Aim of the task -> Transcribe the records that follow. Keep every word exactly, and drop the pictures.

Records supplied ->

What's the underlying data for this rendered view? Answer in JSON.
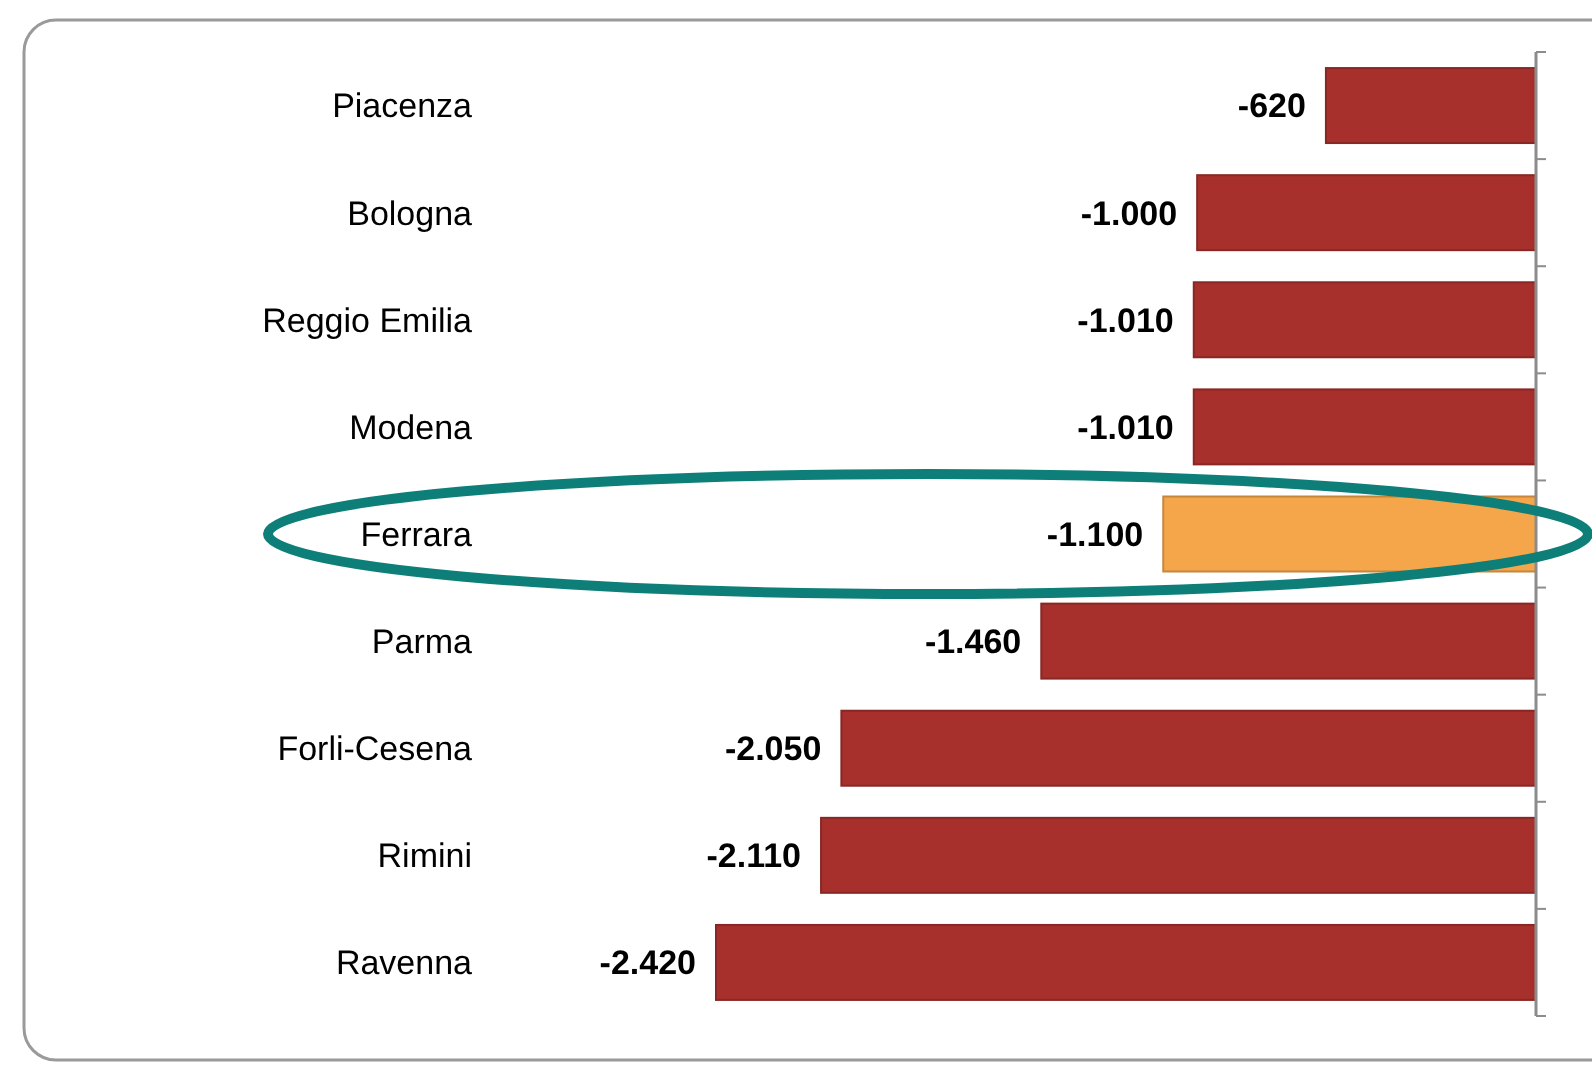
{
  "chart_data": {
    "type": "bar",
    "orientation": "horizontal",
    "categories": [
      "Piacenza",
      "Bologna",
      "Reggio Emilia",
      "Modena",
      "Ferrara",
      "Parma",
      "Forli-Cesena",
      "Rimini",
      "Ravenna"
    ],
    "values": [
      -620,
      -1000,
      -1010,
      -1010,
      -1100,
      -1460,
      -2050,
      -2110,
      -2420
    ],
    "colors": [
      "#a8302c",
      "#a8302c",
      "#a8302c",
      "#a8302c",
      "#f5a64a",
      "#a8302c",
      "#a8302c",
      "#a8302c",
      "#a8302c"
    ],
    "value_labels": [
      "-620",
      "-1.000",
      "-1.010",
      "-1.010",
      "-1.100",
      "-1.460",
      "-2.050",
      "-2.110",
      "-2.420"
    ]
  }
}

Finished task ->
What's the underlying data for this rendered view? Answer in JSON.
{
  "chart_data": {
    "type": "bar",
    "orientation": "horizontal",
    "categories": [
      "Piacenza",
      "Bologna",
      "Reggio Emilia",
      "Modena",
      "Ferrara",
      "Parma",
      "Forli-Cesena",
      "Rimini",
      "Ravenna"
    ],
    "values": [
      -620,
      -1000,
      -1010,
      -1010,
      -1100,
      -1460,
      -2050,
      -2110,
      -2420
    ],
    "colors": [
      "#a8302c",
      "#a8302c",
      "#a8302c",
      "#a8302c",
      "#f5a64a",
      "#a8302c",
      "#a8302c",
      "#a8302c",
      "#a8302c"
    ],
    "value_labels": [
      "-620",
      "-1.000",
      "-1.010",
      "-1.010",
      "-1.100",
      "-1.460",
      "-2.050",
      "-2.110",
      "-2.420"
    ]
  }
}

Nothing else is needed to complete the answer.